▶ **Task details**
Copy every line of the records below that holds the word "ſunt".

▶ **Excerpted records**
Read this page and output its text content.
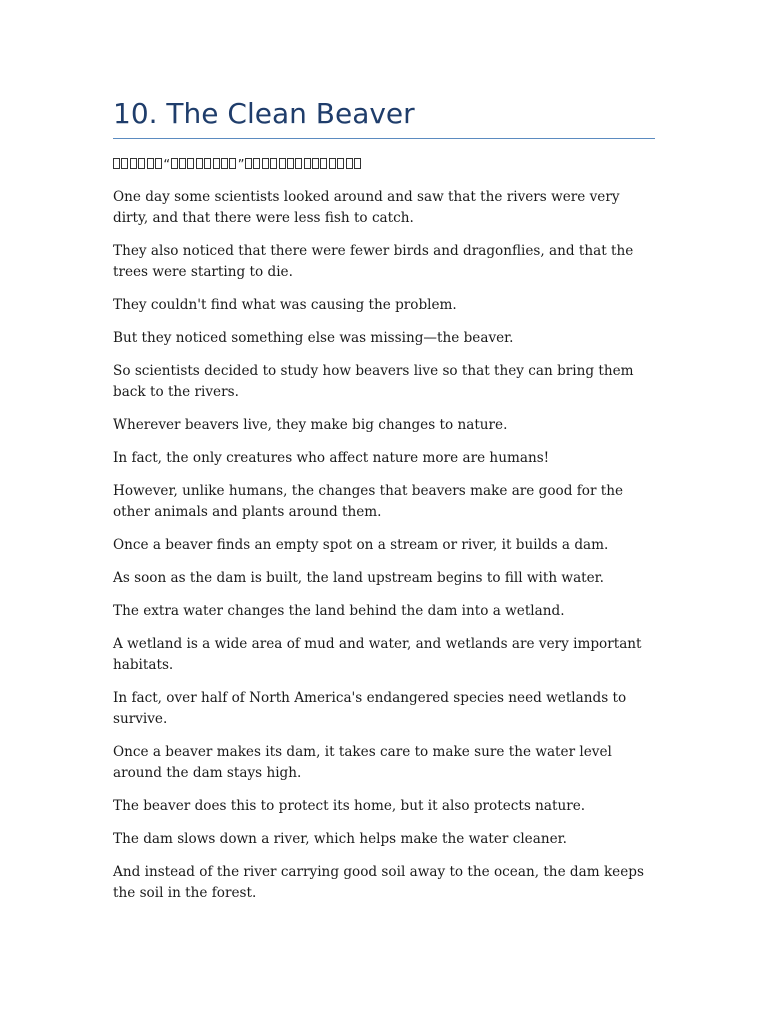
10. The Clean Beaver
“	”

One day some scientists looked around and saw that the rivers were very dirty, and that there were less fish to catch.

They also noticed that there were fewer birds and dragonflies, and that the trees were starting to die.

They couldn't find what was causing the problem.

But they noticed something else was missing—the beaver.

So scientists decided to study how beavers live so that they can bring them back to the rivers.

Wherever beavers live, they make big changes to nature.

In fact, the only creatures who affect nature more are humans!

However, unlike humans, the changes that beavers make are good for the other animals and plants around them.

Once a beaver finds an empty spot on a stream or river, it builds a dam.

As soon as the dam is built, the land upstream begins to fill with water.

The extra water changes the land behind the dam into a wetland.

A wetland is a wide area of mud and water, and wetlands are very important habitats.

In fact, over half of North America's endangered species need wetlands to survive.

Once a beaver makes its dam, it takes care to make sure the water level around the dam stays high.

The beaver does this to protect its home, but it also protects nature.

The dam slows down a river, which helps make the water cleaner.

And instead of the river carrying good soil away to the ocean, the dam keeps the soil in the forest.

---

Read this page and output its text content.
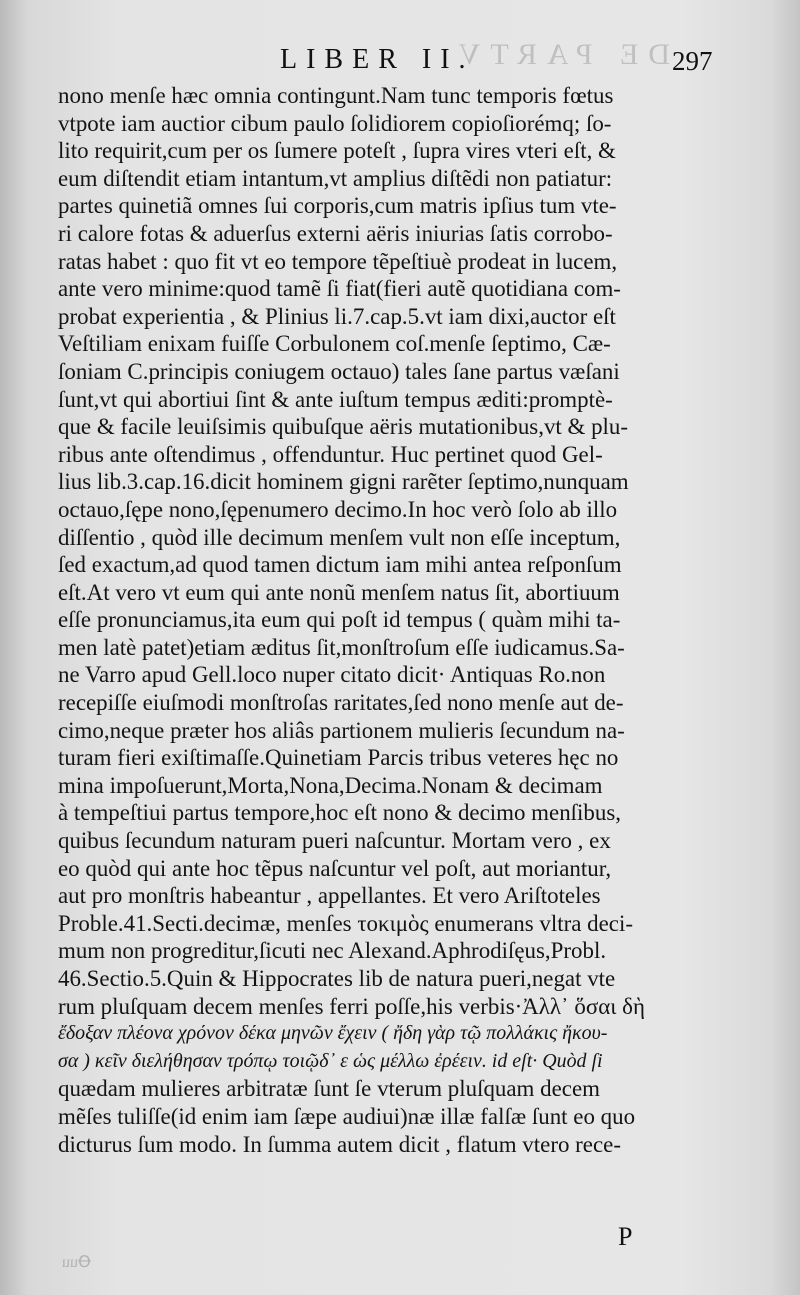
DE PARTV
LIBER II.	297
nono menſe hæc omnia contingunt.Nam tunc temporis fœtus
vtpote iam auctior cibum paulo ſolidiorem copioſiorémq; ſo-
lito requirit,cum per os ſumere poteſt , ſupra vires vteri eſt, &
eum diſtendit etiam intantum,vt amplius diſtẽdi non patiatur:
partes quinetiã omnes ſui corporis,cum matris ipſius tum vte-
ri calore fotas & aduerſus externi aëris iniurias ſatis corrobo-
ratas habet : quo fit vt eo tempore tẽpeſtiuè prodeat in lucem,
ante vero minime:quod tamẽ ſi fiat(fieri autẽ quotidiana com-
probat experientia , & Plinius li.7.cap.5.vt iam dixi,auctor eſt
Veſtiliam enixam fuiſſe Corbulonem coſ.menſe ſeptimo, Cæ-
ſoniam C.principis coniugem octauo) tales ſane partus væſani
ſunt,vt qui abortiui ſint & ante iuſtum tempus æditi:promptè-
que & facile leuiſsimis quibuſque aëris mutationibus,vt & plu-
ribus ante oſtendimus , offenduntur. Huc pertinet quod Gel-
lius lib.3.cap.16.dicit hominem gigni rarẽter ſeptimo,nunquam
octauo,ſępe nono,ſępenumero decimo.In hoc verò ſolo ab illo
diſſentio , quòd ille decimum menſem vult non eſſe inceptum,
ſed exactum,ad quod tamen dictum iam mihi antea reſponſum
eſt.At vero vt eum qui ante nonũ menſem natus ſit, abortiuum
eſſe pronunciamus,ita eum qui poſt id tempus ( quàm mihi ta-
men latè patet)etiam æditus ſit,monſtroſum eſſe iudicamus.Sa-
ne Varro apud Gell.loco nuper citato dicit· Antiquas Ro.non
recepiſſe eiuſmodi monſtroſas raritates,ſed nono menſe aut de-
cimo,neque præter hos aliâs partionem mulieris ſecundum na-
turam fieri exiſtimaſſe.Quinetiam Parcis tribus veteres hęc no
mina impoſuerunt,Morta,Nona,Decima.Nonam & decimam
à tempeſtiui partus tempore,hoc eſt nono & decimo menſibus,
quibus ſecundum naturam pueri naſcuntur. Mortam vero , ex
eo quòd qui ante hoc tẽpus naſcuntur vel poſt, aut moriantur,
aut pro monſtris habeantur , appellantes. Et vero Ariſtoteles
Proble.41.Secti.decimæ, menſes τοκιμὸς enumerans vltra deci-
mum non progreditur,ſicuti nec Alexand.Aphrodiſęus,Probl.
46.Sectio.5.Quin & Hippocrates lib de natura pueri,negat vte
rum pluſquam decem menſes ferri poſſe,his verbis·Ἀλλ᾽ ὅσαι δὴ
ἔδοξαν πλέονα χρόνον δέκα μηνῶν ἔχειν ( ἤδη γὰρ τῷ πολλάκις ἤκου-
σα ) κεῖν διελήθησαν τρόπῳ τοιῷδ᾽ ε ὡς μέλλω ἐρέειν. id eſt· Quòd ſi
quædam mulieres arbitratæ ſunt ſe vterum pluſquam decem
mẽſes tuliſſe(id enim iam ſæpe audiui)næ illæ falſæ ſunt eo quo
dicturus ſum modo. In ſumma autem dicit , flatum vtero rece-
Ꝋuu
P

▶ **Task output**
ſunt,vt qui abortiui ſint & ante iuſtum tempus æditi:promptè-
quædam mulieres arbitratæ ſunt ſe vterum pluſquam decem
mẽſes tuliſſe(id enim iam ſæpe audiui)næ illæ falſæ ſunt eo quo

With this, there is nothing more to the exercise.